◆ WORK TO BE COMPLETED: Take the data that follows and return it exactly.

◆ DATASET:

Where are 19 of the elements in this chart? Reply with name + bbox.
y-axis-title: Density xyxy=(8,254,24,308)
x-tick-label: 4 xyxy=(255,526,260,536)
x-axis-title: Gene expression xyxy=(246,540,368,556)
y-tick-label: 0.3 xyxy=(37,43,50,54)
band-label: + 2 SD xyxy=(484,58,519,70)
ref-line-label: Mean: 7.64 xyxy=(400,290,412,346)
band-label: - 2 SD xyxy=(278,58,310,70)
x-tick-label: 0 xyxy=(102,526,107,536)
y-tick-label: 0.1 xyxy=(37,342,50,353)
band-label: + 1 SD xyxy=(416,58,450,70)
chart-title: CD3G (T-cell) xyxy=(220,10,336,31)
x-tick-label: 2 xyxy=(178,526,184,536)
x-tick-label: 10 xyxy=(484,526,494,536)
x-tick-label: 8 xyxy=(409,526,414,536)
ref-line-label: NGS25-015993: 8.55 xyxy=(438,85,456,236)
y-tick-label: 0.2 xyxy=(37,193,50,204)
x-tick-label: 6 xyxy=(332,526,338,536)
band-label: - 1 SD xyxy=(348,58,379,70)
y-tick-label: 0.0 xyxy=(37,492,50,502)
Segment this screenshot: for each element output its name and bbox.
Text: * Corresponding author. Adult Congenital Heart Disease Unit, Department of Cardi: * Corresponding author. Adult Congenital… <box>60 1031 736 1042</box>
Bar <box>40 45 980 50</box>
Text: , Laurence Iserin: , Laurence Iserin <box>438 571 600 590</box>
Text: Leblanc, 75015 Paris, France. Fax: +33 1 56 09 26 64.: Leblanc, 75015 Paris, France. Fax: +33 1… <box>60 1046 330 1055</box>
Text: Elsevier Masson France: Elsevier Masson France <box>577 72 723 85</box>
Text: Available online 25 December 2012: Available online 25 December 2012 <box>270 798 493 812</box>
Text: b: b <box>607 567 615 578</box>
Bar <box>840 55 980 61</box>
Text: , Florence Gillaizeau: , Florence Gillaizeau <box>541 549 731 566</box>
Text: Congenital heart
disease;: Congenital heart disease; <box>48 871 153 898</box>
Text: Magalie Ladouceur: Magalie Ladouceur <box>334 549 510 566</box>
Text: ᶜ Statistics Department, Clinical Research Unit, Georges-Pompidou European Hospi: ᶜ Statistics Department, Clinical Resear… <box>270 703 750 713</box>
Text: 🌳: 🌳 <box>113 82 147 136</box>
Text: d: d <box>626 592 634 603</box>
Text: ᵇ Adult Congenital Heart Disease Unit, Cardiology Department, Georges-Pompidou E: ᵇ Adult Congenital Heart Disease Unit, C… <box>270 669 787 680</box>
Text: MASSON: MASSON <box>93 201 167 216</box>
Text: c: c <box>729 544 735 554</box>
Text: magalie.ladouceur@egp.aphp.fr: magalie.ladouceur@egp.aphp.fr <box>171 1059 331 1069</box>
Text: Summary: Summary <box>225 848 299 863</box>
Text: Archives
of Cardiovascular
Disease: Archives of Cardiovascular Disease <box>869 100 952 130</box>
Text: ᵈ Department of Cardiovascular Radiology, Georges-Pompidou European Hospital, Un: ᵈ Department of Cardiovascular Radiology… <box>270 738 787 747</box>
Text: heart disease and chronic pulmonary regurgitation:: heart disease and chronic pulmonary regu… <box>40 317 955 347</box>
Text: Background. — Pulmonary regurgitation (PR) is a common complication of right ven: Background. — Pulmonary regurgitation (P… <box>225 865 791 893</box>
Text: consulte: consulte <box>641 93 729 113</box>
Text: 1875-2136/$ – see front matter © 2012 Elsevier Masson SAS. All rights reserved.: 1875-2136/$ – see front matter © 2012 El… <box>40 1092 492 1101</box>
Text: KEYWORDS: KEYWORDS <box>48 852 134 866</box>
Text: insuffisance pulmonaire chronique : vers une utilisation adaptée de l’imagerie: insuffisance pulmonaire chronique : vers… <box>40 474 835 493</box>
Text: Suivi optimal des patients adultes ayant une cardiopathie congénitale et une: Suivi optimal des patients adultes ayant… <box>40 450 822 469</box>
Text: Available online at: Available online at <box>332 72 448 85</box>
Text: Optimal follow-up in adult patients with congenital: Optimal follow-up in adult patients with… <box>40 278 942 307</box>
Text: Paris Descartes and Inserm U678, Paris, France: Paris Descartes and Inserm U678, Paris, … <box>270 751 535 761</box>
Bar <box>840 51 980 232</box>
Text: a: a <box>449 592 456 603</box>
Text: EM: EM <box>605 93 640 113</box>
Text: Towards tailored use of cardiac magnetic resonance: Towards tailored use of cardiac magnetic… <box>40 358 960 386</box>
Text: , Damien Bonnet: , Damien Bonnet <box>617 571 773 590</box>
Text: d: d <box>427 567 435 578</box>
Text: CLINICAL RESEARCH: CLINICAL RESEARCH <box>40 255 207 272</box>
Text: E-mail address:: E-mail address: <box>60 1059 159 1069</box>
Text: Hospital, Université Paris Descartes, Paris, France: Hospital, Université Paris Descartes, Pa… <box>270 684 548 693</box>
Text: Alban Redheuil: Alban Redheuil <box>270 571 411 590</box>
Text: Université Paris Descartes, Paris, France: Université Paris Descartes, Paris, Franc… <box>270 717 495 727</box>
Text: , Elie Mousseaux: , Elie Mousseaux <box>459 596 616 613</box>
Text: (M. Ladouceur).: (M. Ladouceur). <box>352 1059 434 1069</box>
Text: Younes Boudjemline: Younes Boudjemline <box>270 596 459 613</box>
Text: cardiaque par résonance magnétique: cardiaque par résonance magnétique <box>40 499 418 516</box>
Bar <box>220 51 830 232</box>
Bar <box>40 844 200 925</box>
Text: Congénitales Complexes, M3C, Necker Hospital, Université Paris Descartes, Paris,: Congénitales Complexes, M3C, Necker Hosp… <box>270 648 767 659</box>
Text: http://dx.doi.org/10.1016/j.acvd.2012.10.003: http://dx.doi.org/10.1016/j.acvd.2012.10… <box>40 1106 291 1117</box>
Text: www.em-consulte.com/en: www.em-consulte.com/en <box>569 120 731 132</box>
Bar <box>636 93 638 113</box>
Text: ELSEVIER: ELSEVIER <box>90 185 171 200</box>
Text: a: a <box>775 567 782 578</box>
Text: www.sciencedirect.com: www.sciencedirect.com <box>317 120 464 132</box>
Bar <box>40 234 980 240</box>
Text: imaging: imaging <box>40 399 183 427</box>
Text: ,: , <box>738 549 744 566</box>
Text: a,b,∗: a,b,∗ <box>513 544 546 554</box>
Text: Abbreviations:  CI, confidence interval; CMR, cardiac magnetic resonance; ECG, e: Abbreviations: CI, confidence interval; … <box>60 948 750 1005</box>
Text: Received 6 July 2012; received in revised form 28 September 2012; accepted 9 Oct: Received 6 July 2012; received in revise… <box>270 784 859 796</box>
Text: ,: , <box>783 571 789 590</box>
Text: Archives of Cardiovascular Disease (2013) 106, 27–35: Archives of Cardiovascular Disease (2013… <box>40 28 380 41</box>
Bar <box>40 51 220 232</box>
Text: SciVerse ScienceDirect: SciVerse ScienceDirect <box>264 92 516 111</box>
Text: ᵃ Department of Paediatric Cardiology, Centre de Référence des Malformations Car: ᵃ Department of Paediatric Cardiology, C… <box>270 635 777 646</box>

◆ EXERCISE ANSWER:
Where are 19 of the elements in this chart? Reply with name + bbox.
y-axis-title: Density xyxy=(8,254,24,308)
x-tick-label: 4 xyxy=(255,526,260,536)
x-axis-title: Gene expression xyxy=(246,540,368,556)
y-tick-label: 0.3 xyxy=(37,43,50,54)
band-label: + 2 SD xyxy=(484,58,519,70)
ref-line-label: Mean: 7.64 xyxy=(400,290,412,346)
band-label: - 2 SD xyxy=(278,58,310,70)
x-tick-label: 0 xyxy=(102,526,107,536)
y-tick-label: 0.1 xyxy=(37,342,50,353)
band-label: + 1 SD xyxy=(416,58,450,70)
chart-title: CD3G (T-cell) xyxy=(220,10,336,31)
x-tick-label: 2 xyxy=(178,526,184,536)
x-tick-label: 10 xyxy=(484,526,494,536)
x-tick-label: 8 xyxy=(409,526,414,536)
ref-line-label: NGS25-015993: 8.55 xyxy=(438,85,456,236)
y-tick-label: 0.2 xyxy=(37,193,50,204)
x-tick-label: 6 xyxy=(332,526,338,536)
band-label: - 1 SD xyxy=(348,58,379,70)
y-tick-label: 0.0 xyxy=(37,492,50,502)
Segment this screenshot: for each element output its name and bbox.
Text: * Corresponding author. Adult Congenital Heart Disease Unit, Department of Cardi: * Corresponding author. Adult Congenital… <box>60 1031 736 1042</box>
Bar <box>40 45 980 50</box>
Text: , Laurence Iserin: , Laurence Iserin <box>438 571 600 590</box>
Text: Leblanc, 75015 Paris, France. Fax: +33 1 56 09 26 64.: Leblanc, 75015 Paris, France. Fax: +33 1… <box>60 1046 330 1055</box>
Text: Elsevier Masson France: Elsevier Masson France <box>577 72 723 85</box>
Text: Available online 25 December 2012: Available online 25 December 2012 <box>270 798 493 812</box>
Text: b: b <box>607 567 615 578</box>
Bar <box>840 55 980 61</box>
Text: , Florence Gillaizeau: , Florence Gillaizeau <box>541 549 731 566</box>
Text: Congenital heart
disease;: Congenital heart disease; <box>48 871 153 898</box>
Text: Magalie Ladouceur: Magalie Ladouceur <box>334 549 510 566</box>
Text: ᶜ Statistics Department, Clinical Research Unit, Georges-Pompidou European Hospi: ᶜ Statistics Department, Clinical Resear… <box>270 703 750 713</box>
Text: 🌳: 🌳 <box>113 82 147 136</box>
Text: d: d <box>626 592 634 603</box>
Text: ᵇ Adult Congenital Heart Disease Unit, Cardiology Department, Georges-Pompidou E: ᵇ Adult Congenital Heart Disease Unit, C… <box>270 669 787 680</box>
Text: MASSON: MASSON <box>93 201 167 216</box>
Text: c: c <box>729 544 735 554</box>
Text: magalie.ladouceur@egp.aphp.fr: magalie.ladouceur@egp.aphp.fr <box>171 1059 331 1069</box>
Text: Summary: Summary <box>225 848 299 863</box>
Text: Archives
of Cardiovascular
Disease: Archives of Cardiovascular Disease <box>869 100 952 130</box>
Text: ᵈ Department of Cardiovascular Radiology, Georges-Pompidou European Hospital, Un: ᵈ Department of Cardiovascular Radiology… <box>270 738 787 747</box>
Text: heart disease and chronic pulmonary regurgitation:: heart disease and chronic pulmonary regu… <box>40 317 955 347</box>
Text: Background. — Pulmonary regurgitation (PR) is a common complication of right ven: Background. — Pulmonary regurgitation (P… <box>225 865 791 893</box>
Text: consulte: consulte <box>641 93 729 113</box>
Text: 1875-2136/$ – see front matter © 2012 Elsevier Masson SAS. All rights reserved.: 1875-2136/$ – see front matter © 2012 El… <box>40 1092 492 1101</box>
Text: KEYWORDS: KEYWORDS <box>48 852 134 866</box>
Text: insuffisance pulmonaire chronique : vers une utilisation adaptée de l’imagerie: insuffisance pulmonaire chronique : vers… <box>40 474 835 493</box>
Text: Suivi optimal des patients adultes ayant une cardiopathie congénitale et une: Suivi optimal des patients adultes ayant… <box>40 450 822 469</box>
Text: Available online at: Available online at <box>332 72 448 85</box>
Text: Optimal follow-up in adult patients with congenital: Optimal follow-up in adult patients with… <box>40 278 942 307</box>
Text: Paris Descartes and Inserm U678, Paris, France: Paris Descartes and Inserm U678, Paris, … <box>270 751 535 761</box>
Bar <box>840 51 980 232</box>
Text: a: a <box>449 592 456 603</box>
Text: EM: EM <box>605 93 640 113</box>
Text: Towards tailored use of cardiac magnetic resonance: Towards tailored use of cardiac magnetic… <box>40 358 960 386</box>
Text: , Damien Bonnet: , Damien Bonnet <box>617 571 773 590</box>
Text: d: d <box>427 567 435 578</box>
Text: CLINICAL RESEARCH: CLINICAL RESEARCH <box>40 255 207 272</box>
Text: E-mail address:: E-mail address: <box>60 1059 159 1069</box>
Text: Hospital, Université Paris Descartes, Paris, France: Hospital, Université Paris Descartes, Pa… <box>270 684 548 693</box>
Text: Alban Redheuil: Alban Redheuil <box>270 571 411 590</box>
Text: Université Paris Descartes, Paris, France: Université Paris Descartes, Paris, Franc… <box>270 717 495 727</box>
Text: , Elie Mousseaux: , Elie Mousseaux <box>459 596 616 613</box>
Text: (M. Ladouceur).: (M. Ladouceur). <box>352 1059 434 1069</box>
Text: Younes Boudjemline: Younes Boudjemline <box>270 596 459 613</box>
Text: cardiaque par résonance magnétique: cardiaque par résonance magnétique <box>40 499 418 516</box>
Bar <box>220 51 830 232</box>
Bar <box>40 844 200 925</box>
Text: Congénitales Complexes, M3C, Necker Hospital, Université Paris Descartes, Paris,: Congénitales Complexes, M3C, Necker Hosp… <box>270 648 767 659</box>
Text: http://dx.doi.org/10.1016/j.acvd.2012.10.003: http://dx.doi.org/10.1016/j.acvd.2012.10… <box>40 1106 291 1117</box>
Text: www.em-consulte.com/en: www.em-consulte.com/en <box>569 120 731 132</box>
Bar <box>636 93 638 113</box>
Text: ELSEVIER: ELSEVIER <box>90 185 171 200</box>
Text: a: a <box>775 567 782 578</box>
Text: www.sciencedirect.com: www.sciencedirect.com <box>317 120 464 132</box>
Bar <box>40 234 980 240</box>
Text: imaging: imaging <box>40 399 183 427</box>
Text: ,: , <box>738 549 744 566</box>
Text: a,b,∗: a,b,∗ <box>513 544 546 554</box>
Text: Abbreviations:  CI, confidence interval; CMR, cardiac magnetic resonance; ECG, e: Abbreviations: CI, confidence interval; … <box>60 948 750 1005</box>
Text: Received 6 July 2012; received in revised form 28 September 2012; accepted 9 Oct: Received 6 July 2012; received in revise… <box>270 784 859 796</box>
Text: ,: , <box>783 571 789 590</box>
Text: Archives of Cardiovascular Disease (2013) 106, 27–35: Archives of Cardiovascular Disease (2013… <box>40 28 380 41</box>
Bar <box>40 51 220 232</box>
Text: SciVerse ScienceDirect: SciVerse ScienceDirect <box>264 92 516 111</box>
Text: ᵃ Department of Paediatric Cardiology, Centre de Référence des Malformations Car: ᵃ Department of Paediatric Cardiology, C… <box>270 635 777 646</box>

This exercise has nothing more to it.